The records below must be duplicated exactly, character for character.

□ □ □

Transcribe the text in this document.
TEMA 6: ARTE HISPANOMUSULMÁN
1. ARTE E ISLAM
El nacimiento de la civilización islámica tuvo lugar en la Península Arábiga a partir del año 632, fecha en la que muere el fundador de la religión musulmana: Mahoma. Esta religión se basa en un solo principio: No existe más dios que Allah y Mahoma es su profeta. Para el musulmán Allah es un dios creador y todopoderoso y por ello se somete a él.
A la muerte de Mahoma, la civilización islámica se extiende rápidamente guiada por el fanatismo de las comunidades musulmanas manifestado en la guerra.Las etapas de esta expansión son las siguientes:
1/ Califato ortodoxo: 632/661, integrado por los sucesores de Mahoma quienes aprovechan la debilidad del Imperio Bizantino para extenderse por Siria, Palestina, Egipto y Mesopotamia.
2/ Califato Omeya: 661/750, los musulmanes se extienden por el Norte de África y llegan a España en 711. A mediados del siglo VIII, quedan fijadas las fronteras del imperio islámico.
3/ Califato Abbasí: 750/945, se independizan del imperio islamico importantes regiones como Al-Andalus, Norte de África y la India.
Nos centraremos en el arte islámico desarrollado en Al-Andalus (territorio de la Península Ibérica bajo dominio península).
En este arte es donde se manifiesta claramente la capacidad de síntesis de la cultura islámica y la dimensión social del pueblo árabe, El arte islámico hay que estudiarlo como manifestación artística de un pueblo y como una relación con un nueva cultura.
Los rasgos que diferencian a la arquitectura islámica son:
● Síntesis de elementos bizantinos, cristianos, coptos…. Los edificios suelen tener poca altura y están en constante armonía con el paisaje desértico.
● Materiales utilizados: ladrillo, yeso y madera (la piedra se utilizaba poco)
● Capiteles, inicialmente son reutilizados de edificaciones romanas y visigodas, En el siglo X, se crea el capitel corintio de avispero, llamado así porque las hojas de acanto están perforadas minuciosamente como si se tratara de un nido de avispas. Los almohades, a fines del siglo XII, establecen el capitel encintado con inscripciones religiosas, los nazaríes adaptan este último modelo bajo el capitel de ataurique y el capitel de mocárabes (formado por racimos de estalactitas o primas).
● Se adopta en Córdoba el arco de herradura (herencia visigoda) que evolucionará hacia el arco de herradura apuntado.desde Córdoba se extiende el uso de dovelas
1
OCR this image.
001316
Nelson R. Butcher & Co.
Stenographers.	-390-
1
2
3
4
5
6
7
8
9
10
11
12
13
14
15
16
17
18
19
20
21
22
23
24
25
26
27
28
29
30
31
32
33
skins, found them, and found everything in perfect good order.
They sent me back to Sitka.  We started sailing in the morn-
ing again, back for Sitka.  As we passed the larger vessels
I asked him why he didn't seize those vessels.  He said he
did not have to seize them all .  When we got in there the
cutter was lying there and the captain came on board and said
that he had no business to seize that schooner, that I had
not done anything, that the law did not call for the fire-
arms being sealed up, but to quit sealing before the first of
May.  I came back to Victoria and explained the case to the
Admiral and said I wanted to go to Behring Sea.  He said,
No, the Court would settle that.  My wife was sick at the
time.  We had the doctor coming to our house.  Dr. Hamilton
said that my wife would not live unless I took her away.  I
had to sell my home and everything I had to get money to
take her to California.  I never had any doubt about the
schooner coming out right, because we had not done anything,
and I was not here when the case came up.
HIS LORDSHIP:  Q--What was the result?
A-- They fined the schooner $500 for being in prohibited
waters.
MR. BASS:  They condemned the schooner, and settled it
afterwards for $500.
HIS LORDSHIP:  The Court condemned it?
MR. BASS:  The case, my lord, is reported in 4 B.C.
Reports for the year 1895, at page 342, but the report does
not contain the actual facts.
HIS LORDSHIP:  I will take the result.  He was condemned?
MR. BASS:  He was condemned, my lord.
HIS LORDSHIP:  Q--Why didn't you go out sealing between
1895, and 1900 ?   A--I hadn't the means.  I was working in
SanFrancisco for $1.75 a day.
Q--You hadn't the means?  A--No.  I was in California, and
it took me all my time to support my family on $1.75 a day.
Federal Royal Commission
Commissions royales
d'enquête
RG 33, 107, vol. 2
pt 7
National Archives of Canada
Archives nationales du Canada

□ □ □

WRITTEN ANSWER
Transcribe the text in this document.
TEMA 6: ARTE HISPANOMUSULMÁN
1. ARTE E ISLAM
El nacimiento de la civilización islámica tuvo lugar en la Península Arábiga a partir del año 632, fecha en la que muere el fundador de la religión musulmana: Mahoma. Esta religión se basa en un solo principio: No existe más dios que Allah y Mahoma es su profeta. Para el musulmán Allah es un dios creador y todopoderoso y por ello se somete a él.
A la muerte de Mahoma, la civilización islámica se extiende rápidamente guiada por el fanatismo de las comunidades musulmanas manifestado en la guerra.Las etapas de esta expansión son las siguientes:
1/ Califato ortodoxo: 632/661, integrado por los sucesores de Mahoma quienes aprovechan la debilidad del Imperio Bizantino para extenderse por Siria, Palestina, Egipto y Mesopotamia.
2/ Califato Omeya: 661/750, los musulmanes se extienden por el Norte de África y llegan a España en 711. A mediados del siglo VIII, quedan fijadas las fronteras del imperio islámico.
3/ Califato Abbasí: 750/945, se independizan del imperio islamico importantes regiones como Al-Andalus, Norte de África y la India.
Nos centraremos en el arte islámico desarrollado en Al-Andalus (territorio de la Península Ibérica bajo dominio península).
En este arte es donde se manifiesta claramente la capacidad de síntesis de la cultura islámica y la dimensión social del pueblo árabe, El arte islámico hay que estudiarlo como manifestación artística de un pueblo y como una relación con un nueva cultura.
Los rasgos que diferencian a la arquitectura islámica son:
● Síntesis de elementos bizantinos, cristianos, coptos…. Los edificios suelen tener poca altura y están en constante armonía con el paisaje desértico.
● Materiales utilizados: ladrillo, yeso y madera (la piedra se utilizaba poco)
● Capiteles, inicialmente son reutilizados de edificaciones romanas y visigodas, En el siglo X, se crea el capitel corintio de avispero, llamado así porque las hojas de acanto están perforadas minuciosamente como si se tratara de un nido de avispas. Los almohades, a fines del siglo XII, establecen el capitel encintado con inscripciones religiosas, los nazaríes adaptan este último modelo bajo el capitel de ataurique y el capitel de mocárabes (formado por racimos de estalactitas o primas).
● Se adopta en Córdoba el arco de herradura (herencia visigoda) que evolucionará hacia el arco de herradura apuntado.desde Córdoba se extiende el uso de dovelas
1
OCR this image.
001316
Nelson R. Butcher & Co.
Stenographers.	-390-
1
2
3
4
5
6
7
8
9
10
11
12
13
14
15
16
17
18
19
20
21
22
23
24
25
26
27
28
29
30
31
32
33
skins, found them, and found everything in perfect good order.
They sent me back to Sitka.  We started sailing in the morn-
ing again, back for Sitka.  As we passed the larger vessels
I asked him why he didn't seize those vessels.  He said he
did not have to seize them all .  When we got in there the
cutter was lying there and the captain came on board and said
that he had no business to seize that schooner, that I had
not done anything, that the law did not call for the fire-
arms being sealed up, but to quit sealing before the first of
May.  I came back to Victoria and explained the case to the
Admiral and said I wanted to go to Behring Sea.  He said,
No, the Court would settle that.  My wife was sick at the
time.  We had the doctor coming to our house.  Dr. Hamilton
said that my wife would not live unless I took her away.  I
had to sell my home and everything I had to get money to
take her to California.  I never had any doubt about the
schooner coming out right, because we had not done anything,
and I was not here when the case came up.
HIS LORDSHIP:  Q--What was the result?
A-- They fined the schooner $500 for being in prohibited
waters.
MR. BASS:  They condemned the schooner, and settled it
afterwards for $500.
HIS LORDSHIP:  The Court condemned it?
MR. BASS:  The case, my lord, is reported in 4 B.C.
Reports for the year 1895, at page 342, but the report does
not contain the actual facts.
HIS LORDSHIP:  I will take the result.  He was condemned?
MR. BASS:  He was condemned, my lord.
HIS LORDSHIP:  Q--Why didn't you go out sealing between
1895, and 1900 ?   A--I hadn't the means.  I was working in
SanFrancisco for $1.75 a day.
Q--You hadn't the means?  A--No.  I was in California, and
it took me all my time to support my family on $1.75 a day.
Federal Royal Commission
Commissions royales
d'enquête
RG 33, 107, vol. 2
pt 7
National Archives of Canada
Archives nationales du Canada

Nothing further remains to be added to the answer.